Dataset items
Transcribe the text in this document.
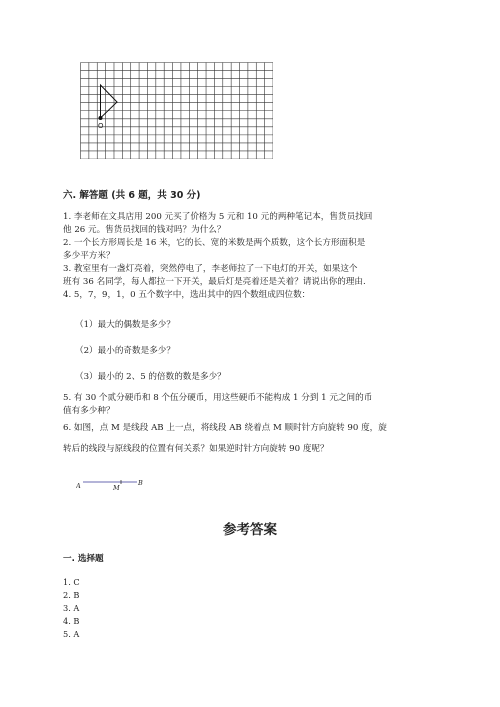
O
六. 解答题 (共 6 题，共 30 分)
1. 李老师在文具店用 200 元买了价格为 5 元和 10 元的两种笔记本，售货员找回
他 26 元。售货员找回的钱对吗？为什么？
2. 一个长方形周长是 16 米，它的长、宽的米数是两个质数，这个长方形面积是
多少平方米？
3. 教室里有一盏灯亮着，突然停电了，李老师拉了一下电灯的开关，如果这个
班有 36 名同学，每人都拉一下开关，最后灯是亮着还是关着？请说出你的理由.
4. 5，7，9，1，0 五个数字中，选出其中的四个数组成四位数：
（1）最大的偶数是多少？
（2）最小的奇数是多少？
（3）最小的 2、5 的倍数的数是多少？
5. 有 30 个贰分硬币和 8 个伍分硬币，用这些硬币不能构成 1 分到 1 元之间的币
值有多少种？
6. 如图，点 M 是线段 AB 上一点，将线段 AB 绕着点 M 顺时针方向旋转 90 度，旋
转后的线段与原线段的位置有何关系？如果逆时针方向旋转 90 度呢？
A	M
B
参考答案
一. 选择题
1. C
2. B
3. A
4. B
5. A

Goal:
Reproduce the full material exactly, excluding the pictures.

Complete answer:
Transcribe the text in this document.
O
六. 解答题 (共 6 题，共 30 分)
1. 李老师在文具店用 200 元买了价格为 5 元和 10 元的两种笔记本，售货员找回
他 26 元。售货员找回的钱对吗？为什么？
2. 一个长方形周长是 16 米，它的长、宽的米数是两个质数，这个长方形面积是
多少平方米？
3. 教室里有一盏灯亮着，突然停电了，李老师拉了一下电灯的开关，如果这个
班有 36 名同学，每人都拉一下开关，最后灯是亮着还是关着？请说出你的理由.
4. 5，7，9，1，0 五个数字中，选出其中的四个数组成四位数：
（1）最大的偶数是多少？
（2）最小的奇数是多少？
（3）最小的 2、5 的倍数的数是多少？
5. 有 30 个贰分硬币和 8 个伍分硬币，用这些硬币不能构成 1 分到 1 元之间的币
值有多少种？
6. 如图，点 M 是线段 AB 上一点，将线段 AB 绕着点 M 顺时针方向旋转 90 度，旋
转后的线段与原线段的位置有何关系？如果逆时针方向旋转 90 度呢？
A	M
B
参考答案
一. 选择题
1. C
2. B
3. A
4. B
5. A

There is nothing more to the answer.